■ **REQUIREMENTS**:
Copy out all the lines where "Климовского" shows up.

■ **ENTRIES PROVIDED**:
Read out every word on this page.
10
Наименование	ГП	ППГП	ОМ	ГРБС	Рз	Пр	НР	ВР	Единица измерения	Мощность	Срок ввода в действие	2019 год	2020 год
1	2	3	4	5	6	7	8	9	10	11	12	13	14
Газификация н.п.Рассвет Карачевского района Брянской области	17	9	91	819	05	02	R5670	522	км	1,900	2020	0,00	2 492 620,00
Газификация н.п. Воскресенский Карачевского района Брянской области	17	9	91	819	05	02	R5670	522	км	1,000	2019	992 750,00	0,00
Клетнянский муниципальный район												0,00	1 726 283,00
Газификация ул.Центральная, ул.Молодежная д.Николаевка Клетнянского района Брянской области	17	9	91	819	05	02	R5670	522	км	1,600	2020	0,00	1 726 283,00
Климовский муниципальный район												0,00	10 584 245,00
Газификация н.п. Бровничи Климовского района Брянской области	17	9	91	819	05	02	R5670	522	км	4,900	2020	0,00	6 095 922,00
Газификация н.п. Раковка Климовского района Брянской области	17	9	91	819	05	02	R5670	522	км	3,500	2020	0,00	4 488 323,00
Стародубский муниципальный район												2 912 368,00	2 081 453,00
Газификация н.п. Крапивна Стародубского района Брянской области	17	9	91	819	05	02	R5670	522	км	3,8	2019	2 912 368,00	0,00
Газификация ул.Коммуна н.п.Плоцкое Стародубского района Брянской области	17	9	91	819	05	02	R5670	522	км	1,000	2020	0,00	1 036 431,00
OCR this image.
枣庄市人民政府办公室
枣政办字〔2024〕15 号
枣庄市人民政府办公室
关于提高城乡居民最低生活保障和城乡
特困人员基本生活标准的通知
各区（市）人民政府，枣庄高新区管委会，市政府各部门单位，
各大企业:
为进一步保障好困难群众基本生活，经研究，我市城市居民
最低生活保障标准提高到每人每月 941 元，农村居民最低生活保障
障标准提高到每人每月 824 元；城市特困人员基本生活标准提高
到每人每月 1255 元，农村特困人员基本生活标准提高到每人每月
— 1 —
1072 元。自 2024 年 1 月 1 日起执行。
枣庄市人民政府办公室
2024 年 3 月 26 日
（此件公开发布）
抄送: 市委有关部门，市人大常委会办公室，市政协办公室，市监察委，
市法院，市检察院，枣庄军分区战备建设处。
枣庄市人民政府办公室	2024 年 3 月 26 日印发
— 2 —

■ **RESULT OF THIS TASK**:
Газификация н.п. Бровничи Климовского района Брянской области	17	9	91	819	05	02	R5670	522	км	4,900	2020	0,00	6 095 922,00
Газификация н.п. Раковка Климовского района Брянской области	17	9	91	819	05	02	R5670	522	км	3,500	2020	0,00	4 488 323,00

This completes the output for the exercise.